▶ Exercise brief
Transcribe every record that appears below, exactly and in full.

** Begin Supplied information **

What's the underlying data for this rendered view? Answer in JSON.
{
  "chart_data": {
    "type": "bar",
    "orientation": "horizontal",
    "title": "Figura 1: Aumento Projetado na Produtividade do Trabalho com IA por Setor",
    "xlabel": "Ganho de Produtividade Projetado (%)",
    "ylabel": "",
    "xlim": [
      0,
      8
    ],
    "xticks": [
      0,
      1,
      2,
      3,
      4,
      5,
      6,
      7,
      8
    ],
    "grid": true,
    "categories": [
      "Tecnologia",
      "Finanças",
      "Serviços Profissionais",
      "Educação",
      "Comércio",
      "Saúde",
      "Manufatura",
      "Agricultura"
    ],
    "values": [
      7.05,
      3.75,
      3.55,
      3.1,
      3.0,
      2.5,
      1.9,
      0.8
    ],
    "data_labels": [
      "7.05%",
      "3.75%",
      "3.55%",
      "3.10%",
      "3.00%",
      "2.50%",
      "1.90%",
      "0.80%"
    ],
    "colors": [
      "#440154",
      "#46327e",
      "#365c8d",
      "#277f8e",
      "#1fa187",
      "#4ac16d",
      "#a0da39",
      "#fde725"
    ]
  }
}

** End Supplied information **

▶ Final result
What's the underlying data for this rendered view? Answer in JSON.
{
  "chart_data": {
    "type": "bar",
    "orientation": "horizontal",
    "title": "Figura 1: Aumento Projetado na Produtividade do Trabalho com IA por Setor",
    "xlabel": "Ganho de Produtividade Projetado (%)",
    "ylabel": "",
    "xlim": [
      0,
      8
    ],
    "xticks": [
      0,
      1,
      2,
      3,
      4,
      5,
      6,
      7,
      8
    ],
    "grid": true,
    "categories": [
      "Tecnologia",
      "Finanças",
      "Serviços Profissionais",
      "Educação",
      "Comércio",
      "Saúde",
      "Manufatura",
      "Agricultura"
    ],
    "values": [
      7.05,
      3.75,
      3.55,
      3.1,
      3.0,
      2.5,
      1.9,
      0.8
    ],
    "data_labels": [
      "7.05%",
      "3.75%",
      "3.55%",
      "3.10%",
      "3.00%",
      "2.50%",
      "1.90%",
      "0.80%"
    ],
    "colors": [
      "#440154",
      "#46327e",
      "#365c8d",
      "#277f8e",
      "#1fa187",
      "#4ac16d",
      "#a0da39",
      "#fde725"
    ]
  }
}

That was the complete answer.